Task -
Copy out the listing exactly.

Recorded information -
======
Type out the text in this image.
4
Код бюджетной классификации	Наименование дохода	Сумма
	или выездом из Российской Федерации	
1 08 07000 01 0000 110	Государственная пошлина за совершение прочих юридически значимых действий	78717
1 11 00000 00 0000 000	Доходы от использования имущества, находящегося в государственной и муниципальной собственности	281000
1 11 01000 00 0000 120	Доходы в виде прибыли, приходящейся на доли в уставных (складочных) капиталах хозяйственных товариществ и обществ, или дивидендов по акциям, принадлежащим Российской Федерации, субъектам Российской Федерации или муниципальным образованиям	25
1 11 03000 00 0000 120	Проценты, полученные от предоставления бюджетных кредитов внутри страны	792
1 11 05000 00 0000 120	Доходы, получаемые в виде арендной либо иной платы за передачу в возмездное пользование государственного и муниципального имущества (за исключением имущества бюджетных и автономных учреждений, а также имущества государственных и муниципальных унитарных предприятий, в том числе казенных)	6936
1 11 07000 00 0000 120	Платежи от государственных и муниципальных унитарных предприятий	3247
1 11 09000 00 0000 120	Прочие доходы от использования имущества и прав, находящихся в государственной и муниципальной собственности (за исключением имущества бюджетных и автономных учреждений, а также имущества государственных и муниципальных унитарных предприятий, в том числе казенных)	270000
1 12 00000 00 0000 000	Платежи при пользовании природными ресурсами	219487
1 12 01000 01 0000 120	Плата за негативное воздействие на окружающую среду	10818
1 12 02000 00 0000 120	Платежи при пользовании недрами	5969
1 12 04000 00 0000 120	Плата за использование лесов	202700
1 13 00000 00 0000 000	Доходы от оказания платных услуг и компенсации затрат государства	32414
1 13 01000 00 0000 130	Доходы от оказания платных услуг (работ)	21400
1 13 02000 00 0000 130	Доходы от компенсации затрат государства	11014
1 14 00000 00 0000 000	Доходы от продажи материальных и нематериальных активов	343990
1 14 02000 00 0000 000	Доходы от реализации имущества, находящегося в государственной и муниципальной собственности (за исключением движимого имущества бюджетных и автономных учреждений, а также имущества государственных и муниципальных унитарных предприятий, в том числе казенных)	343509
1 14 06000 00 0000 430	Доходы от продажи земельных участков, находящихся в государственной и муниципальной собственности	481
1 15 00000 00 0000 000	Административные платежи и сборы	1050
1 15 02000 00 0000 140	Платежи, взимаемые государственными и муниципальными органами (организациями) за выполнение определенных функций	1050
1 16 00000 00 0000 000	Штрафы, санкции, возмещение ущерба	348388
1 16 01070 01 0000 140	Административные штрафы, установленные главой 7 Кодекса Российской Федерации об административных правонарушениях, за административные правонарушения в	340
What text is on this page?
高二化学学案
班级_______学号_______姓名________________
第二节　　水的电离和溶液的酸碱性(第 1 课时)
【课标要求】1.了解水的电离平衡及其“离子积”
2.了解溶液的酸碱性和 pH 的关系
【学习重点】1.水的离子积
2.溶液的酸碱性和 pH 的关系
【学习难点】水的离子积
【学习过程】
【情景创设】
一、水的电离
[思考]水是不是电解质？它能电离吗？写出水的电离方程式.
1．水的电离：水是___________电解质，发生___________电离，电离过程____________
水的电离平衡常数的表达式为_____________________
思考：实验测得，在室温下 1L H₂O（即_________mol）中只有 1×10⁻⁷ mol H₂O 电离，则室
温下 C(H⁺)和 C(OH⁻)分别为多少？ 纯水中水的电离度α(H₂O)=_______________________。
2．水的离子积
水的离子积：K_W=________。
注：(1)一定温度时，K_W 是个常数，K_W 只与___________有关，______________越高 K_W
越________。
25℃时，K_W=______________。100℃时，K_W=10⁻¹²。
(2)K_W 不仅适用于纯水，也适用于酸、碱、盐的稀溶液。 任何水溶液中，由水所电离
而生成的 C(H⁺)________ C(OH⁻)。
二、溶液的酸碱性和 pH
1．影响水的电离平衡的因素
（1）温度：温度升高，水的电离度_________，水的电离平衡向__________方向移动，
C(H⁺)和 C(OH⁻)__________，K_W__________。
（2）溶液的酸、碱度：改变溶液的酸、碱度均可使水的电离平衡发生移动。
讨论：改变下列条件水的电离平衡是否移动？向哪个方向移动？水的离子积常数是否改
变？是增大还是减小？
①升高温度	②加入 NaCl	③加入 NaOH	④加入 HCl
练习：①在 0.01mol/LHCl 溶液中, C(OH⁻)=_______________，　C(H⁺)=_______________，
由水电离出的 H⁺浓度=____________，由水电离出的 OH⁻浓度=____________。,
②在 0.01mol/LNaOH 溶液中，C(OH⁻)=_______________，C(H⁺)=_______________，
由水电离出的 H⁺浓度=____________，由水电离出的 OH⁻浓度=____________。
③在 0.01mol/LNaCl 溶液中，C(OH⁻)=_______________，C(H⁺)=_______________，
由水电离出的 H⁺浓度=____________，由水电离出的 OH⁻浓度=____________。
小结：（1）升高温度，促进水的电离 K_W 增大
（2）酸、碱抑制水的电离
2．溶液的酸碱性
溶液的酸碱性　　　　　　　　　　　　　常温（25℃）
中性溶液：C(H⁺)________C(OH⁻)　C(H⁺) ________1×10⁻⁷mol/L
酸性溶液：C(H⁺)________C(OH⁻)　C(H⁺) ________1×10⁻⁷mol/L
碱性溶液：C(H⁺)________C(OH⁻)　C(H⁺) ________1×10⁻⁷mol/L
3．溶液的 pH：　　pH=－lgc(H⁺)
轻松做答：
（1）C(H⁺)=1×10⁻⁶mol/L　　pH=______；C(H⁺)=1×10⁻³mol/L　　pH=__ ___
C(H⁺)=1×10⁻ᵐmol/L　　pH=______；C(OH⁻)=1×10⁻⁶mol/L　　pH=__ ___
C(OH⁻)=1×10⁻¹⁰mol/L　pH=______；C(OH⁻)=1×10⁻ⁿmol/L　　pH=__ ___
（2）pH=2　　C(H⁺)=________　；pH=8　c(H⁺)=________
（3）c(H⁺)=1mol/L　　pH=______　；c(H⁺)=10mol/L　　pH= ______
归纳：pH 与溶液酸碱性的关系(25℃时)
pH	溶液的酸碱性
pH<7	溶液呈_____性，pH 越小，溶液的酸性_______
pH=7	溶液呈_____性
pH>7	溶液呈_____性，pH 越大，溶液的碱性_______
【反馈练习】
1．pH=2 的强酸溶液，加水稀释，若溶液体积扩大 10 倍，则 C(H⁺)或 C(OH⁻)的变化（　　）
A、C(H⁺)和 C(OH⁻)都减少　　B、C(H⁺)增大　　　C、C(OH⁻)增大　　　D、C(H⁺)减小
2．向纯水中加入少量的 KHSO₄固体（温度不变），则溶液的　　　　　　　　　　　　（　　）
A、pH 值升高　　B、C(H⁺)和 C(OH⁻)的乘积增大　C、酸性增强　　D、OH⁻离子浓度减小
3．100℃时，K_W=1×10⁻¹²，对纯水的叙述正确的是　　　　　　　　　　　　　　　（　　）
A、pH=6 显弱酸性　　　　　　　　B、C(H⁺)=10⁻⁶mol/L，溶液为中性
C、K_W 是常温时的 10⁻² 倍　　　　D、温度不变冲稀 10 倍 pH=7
======
Reply -
Type out the text in this image.
4
Код бюджетной классификации	Наименование дохода	Сумма
	или выездом из Российской Федерации	
1 08 07000 01 0000 110	Государственная пошлина за совершение прочих юридически значимых действий	78717
1 11 00000 00 0000 000	Доходы от использования имущества, находящегося в государственной и муниципальной собственности	281000
1 11 01000 00 0000 120	Доходы в виде прибыли, приходящейся на доли в уставных (складочных) капиталах хозяйственных товариществ и обществ, или дивидендов по акциям, принадлежащим Российской Федерации, субъектам Российской Федерации или муниципальным образованиям	25
1 11 03000 00 0000 120	Проценты, полученные от предоставления бюджетных кредитов внутри страны	792
1 11 05000 00 0000 120	Доходы, получаемые в виде арендной либо иной платы за передачу в возмездное пользование государственного и муниципального имущества (за исключением имущества бюджетных и автономных учреждений, а также имущества государственных и муниципальных унитарных предприятий, в том числе казенных)	6936
1 11 07000 00 0000 120	Платежи от государственных и муниципальных унитарных предприятий	3247
1 11 09000 00 0000 120	Прочие доходы от использования имущества и прав, находящихся в государственной и муниципальной собственности (за исключением имущества бюджетных и автономных учреждений, а также имущества государственных и муниципальных унитарных предприятий, в том числе казенных)	270000
1 12 00000 00 0000 000	Платежи при пользовании природными ресурсами	219487
1 12 01000 01 0000 120	Плата за негативное воздействие на окружающую среду	10818
1 12 02000 00 0000 120	Платежи при пользовании недрами	5969
1 12 04000 00 0000 120	Плата за использование лесов	202700
1 13 00000 00 0000 000	Доходы от оказания платных услуг и компенсации затрат государства	32414
1 13 01000 00 0000 130	Доходы от оказания платных услуг (работ)	21400
1 13 02000 00 0000 130	Доходы от компенсации затрат государства	11014
1 14 00000 00 0000 000	Доходы от продажи материальных и нематериальных активов	343990
1 14 02000 00 0000 000	Доходы от реализации имущества, находящегося в государственной и муниципальной собственности (за исключением движимого имущества бюджетных и автономных учреждений, а также имущества государственных и муниципальных унитарных предприятий, в том числе казенных)	343509
1 14 06000 00 0000 430	Доходы от продажи земельных участков, находящихся в государственной и муниципальной собственности	481
1 15 00000 00 0000 000	Административные платежи и сборы	1050
1 15 02000 00 0000 140	Платежи, взимаемые государственными и муниципальными органами (организациями) за выполнение определенных функций	1050
1 16 00000 00 0000 000	Штрафы, санкции, возмещение ущерба	348388
1 16 01070 01 0000 140	Административные штрафы, установленные главой 7 Кодекса Российской Федерации об административных правонарушениях, за административные правонарушения в	340
What text is on this page?
高二化学学案
班级_______学号_______姓名________________
第二节　　水的电离和溶液的酸碱性(第 1 课时)
【课标要求】1.了解水的电离平衡及其“离子积”
2.了解溶液的酸碱性和 pH 的关系
【学习重点】1.水的离子积
2.溶液的酸碱性和 pH 的关系
【学习难点】水的离子积
【学习过程】
【情景创设】
一、水的电离
[思考]水是不是电解质？它能电离吗？写出水的电离方程式.
1．水的电离：水是___________电解质，发生___________电离，电离过程____________
水的电离平衡常数的表达式为_____________________
思考：实验测得，在室温下 1L H₂O（即_________mol）中只有 1×10⁻⁷ mol H₂O 电离，则室
温下 C(H⁺)和 C(OH⁻)分别为多少？ 纯水中水的电离度α(H₂O)=_______________________。
2．水的离子积
水的离子积：K_W=________。
注：(1)一定温度时，K_W 是个常数，K_W 只与___________有关，______________越高 K_W
越________。
25℃时，K_W=______________。100℃时，K_W=10⁻¹²。
(2)K_W 不仅适用于纯水，也适用于酸、碱、盐的稀溶液。 任何水溶液中，由水所电离
而生成的 C(H⁺)________ C(OH⁻)。
二、溶液的酸碱性和 pH
1．影响水的电离平衡的因素
（1）温度：温度升高，水的电离度_________，水的电离平衡向__________方向移动，
C(H⁺)和 C(OH⁻)__________，K_W__________。
（2）溶液的酸、碱度：改变溶液的酸、碱度均可使水的电离平衡发生移动。
讨论：改变下列条件水的电离平衡是否移动？向哪个方向移动？水的离子积常数是否改
变？是增大还是减小？
①升高温度	②加入 NaCl	③加入 NaOH	④加入 HCl
练习：①在 0.01mol/LHCl 溶液中, C(OH⁻)=_______________，　C(H⁺)=_______________，
由水电离出的 H⁺浓度=____________，由水电离出的 OH⁻浓度=____________。,
②在 0.01mol/LNaOH 溶液中，C(OH⁻)=_______________，C(H⁺)=_______________，
由水电离出的 H⁺浓度=____________，由水电离出的 OH⁻浓度=____________。
③在 0.01mol/LNaCl 溶液中，C(OH⁻)=_______________，C(H⁺)=_______________，
由水电离出的 H⁺浓度=____________，由水电离出的 OH⁻浓度=____________。
小结：（1）升高温度，促进水的电离 K_W 增大
（2）酸、碱抑制水的电离
2．溶液的酸碱性
溶液的酸碱性　　　　　　　　　　　　　常温（25℃）
中性溶液：C(H⁺)________C(OH⁻)　C(H⁺) ________1×10⁻⁷mol/L
酸性溶液：C(H⁺)________C(OH⁻)　C(H⁺) ________1×10⁻⁷mol/L
碱性溶液：C(H⁺)________C(OH⁻)　C(H⁺) ________1×10⁻⁷mol/L
3．溶液的 pH：　　pH=－lgc(H⁺)
轻松做答：
（1）C(H⁺)=1×10⁻⁶mol/L　　pH=______；C(H⁺)=1×10⁻³mol/L　　pH=__ ___
C(H⁺)=1×10⁻ᵐmol/L　　pH=______；C(OH⁻)=1×10⁻⁶mol/L　　pH=__ ___
C(OH⁻)=1×10⁻¹⁰mol/L　pH=______；C(OH⁻)=1×10⁻ⁿmol/L　　pH=__ ___
（2）pH=2　　C(H⁺)=________　；pH=8　c(H⁺)=________
（3）c(H⁺)=1mol/L　　pH=______　；c(H⁺)=10mol/L　　pH= ______
归纳：pH 与溶液酸碱性的关系(25℃时)
pH	溶液的酸碱性
pH<7	溶液呈_____性，pH 越小，溶液的酸性_______
pH=7	溶液呈_____性
pH>7	溶液呈_____性，pH 越大，溶液的碱性_______
【反馈练习】
1．pH=2 的强酸溶液，加水稀释，若溶液体积扩大 10 倍，则 C(H⁺)或 C(OH⁻)的变化（　　）
A、C(H⁺)和 C(OH⁻)都减少　　B、C(H⁺)增大　　　C、C(OH⁻)增大　　　D、C(H⁺)减小
2．向纯水中加入少量的 KHSO₄固体（温度不变），则溶液的　　　　　　　　　　　　（　　）
A、pH 值升高　　B、C(H⁺)和 C(OH⁻)的乘积增大　C、酸性增强　　D、OH⁻离子浓度减小
3．100℃时，K_W=1×10⁻¹²，对纯水的叙述正确的是　　　　　　　　　　　　　　　（　　）
A、pH=6 显弱酸性　　　　　　　　B、C(H⁺)=10⁻⁶mol/L，溶液为中性
C、K_W 是常温时的 10⁻² 倍　　　　D、温度不变冲稀 10 倍 pH=7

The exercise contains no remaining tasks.